From the line with "OCR this image." down to the final line of the material below, quote every line exactly and leave out all lines before it.

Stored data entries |
****************************************
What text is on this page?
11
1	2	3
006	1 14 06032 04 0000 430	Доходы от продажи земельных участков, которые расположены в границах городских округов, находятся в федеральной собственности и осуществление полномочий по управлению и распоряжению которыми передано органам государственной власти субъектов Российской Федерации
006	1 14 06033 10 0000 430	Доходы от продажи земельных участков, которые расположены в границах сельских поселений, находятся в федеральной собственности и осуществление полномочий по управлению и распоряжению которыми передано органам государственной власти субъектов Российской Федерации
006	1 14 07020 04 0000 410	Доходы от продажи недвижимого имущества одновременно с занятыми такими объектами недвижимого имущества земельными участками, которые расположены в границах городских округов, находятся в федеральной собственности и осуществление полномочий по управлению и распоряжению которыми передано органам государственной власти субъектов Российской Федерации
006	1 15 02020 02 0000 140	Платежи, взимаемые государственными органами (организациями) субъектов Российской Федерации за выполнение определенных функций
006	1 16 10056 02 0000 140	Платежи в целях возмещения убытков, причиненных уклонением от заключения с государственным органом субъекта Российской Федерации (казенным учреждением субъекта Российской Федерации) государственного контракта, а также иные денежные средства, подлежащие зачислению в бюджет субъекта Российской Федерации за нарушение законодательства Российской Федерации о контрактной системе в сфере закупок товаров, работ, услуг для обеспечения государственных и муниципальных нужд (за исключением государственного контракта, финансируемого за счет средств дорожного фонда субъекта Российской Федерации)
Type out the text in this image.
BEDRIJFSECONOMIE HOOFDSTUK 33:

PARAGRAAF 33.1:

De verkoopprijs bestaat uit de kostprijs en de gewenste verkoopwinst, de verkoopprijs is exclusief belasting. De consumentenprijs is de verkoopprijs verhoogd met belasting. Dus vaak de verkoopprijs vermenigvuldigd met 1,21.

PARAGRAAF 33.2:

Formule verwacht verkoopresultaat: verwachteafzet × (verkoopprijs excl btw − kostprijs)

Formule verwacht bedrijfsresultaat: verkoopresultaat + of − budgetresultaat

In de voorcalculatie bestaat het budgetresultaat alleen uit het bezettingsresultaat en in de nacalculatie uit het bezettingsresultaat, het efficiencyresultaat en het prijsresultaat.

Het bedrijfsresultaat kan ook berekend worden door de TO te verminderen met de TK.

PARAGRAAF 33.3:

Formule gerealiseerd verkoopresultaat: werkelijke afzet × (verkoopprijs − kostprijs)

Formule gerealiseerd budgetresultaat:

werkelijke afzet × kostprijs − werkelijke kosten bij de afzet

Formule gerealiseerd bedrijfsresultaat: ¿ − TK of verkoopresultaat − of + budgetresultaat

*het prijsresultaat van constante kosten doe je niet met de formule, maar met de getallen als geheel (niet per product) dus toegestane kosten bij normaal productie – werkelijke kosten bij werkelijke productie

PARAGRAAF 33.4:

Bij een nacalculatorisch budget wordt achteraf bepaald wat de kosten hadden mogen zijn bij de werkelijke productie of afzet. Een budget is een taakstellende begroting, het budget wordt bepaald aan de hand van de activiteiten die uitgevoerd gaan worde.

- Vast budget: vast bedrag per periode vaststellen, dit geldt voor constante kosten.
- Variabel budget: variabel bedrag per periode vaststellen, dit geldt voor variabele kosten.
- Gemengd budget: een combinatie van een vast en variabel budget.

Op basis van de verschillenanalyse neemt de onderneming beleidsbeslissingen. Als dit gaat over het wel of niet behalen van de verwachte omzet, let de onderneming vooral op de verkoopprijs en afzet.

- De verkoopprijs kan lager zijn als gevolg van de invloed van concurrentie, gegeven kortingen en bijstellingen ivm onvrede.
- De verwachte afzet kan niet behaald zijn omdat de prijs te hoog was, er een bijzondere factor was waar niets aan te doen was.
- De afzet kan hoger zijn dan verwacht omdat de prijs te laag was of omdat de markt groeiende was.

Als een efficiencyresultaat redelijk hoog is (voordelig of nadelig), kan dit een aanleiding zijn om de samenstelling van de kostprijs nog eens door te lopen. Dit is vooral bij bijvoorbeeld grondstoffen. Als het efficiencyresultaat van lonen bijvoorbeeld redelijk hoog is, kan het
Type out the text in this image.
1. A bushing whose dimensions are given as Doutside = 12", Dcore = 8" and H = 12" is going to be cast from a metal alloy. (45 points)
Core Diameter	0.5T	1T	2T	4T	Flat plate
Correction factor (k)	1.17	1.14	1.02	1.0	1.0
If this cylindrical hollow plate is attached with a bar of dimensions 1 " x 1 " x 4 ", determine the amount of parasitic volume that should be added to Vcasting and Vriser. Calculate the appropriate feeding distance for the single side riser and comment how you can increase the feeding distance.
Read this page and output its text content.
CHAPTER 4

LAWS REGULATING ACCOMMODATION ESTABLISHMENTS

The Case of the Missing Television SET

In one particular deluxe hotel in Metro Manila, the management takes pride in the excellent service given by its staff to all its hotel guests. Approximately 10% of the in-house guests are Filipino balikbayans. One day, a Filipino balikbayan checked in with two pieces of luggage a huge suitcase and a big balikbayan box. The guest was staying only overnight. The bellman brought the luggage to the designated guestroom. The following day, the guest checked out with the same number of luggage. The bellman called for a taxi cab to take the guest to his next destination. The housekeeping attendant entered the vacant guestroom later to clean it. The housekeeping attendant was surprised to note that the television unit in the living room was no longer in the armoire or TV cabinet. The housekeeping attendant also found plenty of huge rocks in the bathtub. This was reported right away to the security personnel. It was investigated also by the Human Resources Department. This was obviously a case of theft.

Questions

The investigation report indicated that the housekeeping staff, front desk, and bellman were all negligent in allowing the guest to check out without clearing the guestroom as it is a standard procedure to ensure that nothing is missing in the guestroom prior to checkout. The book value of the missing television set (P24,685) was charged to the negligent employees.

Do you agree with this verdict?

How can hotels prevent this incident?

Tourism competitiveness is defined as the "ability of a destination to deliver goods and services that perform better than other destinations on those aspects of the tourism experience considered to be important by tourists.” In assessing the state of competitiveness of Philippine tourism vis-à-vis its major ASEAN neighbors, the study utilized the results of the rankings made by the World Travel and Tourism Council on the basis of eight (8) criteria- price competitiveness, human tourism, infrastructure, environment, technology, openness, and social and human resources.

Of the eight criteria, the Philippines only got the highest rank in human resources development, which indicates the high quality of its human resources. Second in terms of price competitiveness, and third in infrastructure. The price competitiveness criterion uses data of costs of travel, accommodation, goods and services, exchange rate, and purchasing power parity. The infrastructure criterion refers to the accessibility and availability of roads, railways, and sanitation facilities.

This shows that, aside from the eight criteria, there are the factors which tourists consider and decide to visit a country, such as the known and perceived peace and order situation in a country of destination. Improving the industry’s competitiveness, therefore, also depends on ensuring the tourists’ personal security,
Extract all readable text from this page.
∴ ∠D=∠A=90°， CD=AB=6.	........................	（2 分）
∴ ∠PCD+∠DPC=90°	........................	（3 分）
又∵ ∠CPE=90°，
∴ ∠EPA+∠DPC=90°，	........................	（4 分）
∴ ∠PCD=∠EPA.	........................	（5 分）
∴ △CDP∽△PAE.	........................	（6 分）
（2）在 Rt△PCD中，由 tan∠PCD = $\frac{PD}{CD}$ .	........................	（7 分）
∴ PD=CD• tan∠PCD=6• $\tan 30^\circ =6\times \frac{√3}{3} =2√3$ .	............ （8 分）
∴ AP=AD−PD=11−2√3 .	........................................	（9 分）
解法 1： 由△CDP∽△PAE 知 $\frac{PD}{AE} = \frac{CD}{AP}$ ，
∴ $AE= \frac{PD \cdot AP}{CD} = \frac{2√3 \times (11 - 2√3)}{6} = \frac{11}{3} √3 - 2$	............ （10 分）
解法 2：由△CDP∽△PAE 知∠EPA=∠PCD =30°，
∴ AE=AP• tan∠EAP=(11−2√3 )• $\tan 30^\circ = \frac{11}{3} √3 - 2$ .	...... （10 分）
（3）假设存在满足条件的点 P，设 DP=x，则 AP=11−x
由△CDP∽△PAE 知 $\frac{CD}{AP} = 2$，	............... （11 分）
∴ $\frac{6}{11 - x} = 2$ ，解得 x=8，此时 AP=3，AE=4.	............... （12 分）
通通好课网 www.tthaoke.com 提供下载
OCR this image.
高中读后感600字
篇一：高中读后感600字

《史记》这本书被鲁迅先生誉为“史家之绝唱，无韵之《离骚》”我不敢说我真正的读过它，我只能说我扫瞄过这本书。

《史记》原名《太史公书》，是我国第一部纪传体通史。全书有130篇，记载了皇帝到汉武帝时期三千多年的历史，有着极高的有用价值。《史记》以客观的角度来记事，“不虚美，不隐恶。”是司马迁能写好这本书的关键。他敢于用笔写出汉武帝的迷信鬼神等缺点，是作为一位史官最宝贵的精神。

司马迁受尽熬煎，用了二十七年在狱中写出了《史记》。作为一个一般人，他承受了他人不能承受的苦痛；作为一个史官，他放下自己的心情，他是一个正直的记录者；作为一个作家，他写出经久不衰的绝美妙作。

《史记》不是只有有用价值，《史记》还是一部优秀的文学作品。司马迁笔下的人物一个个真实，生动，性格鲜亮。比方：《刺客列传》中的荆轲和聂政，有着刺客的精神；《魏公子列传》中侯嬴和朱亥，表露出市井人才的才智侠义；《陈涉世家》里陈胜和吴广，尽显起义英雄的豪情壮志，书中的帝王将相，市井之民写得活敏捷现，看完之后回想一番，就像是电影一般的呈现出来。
****************************************
Answer to this task |
OCR this image.
高中读后感600字
篇一：高中读后感600字

《史记》这本书被鲁迅先生誉为“史家之绝唱，无韵之《离骚》”我不敢说我真正的读过它，我只能说我扫瞄过这本书。

《史记》原名《太史公书》，是我国第一部纪传体通史。全书有130篇，记载了皇帝到汉武帝时期三千多年的历史，有着极高的有用价值。《史记》以客观的角度来记事，“不虚美，不隐恶。”是司马迁能写好这本书的关键。他敢于用笔写出汉武帝的迷信鬼神等缺点，是作为一位史官最宝贵的精神。

司马迁受尽熬煎，用了二十七年在狱中写出了《史记》。作为一个一般人，他承受了他人不能承受的苦痛；作为一个史官，他放下自己的心情，他是一个正直的记录者；作为一个作家，他写出经久不衰的绝美妙作。

《史记》不是只有有用价值，《史记》还是一部优秀的文学作品。司马迁笔下的人物一个个真实，生动，性格鲜亮。比方：《刺客列传》中的荆轲和聂政，有着刺客的精神；《魏公子列传》中侯嬴和朱亥，表露出市井人才的才智侠义；《陈涉世家》里陈胜和吴广，尽显起义英雄的豪情壮志，书中的帝王将相，市井之民写得活敏捷现，看完之后回想一番，就像是电影一般的呈现出来。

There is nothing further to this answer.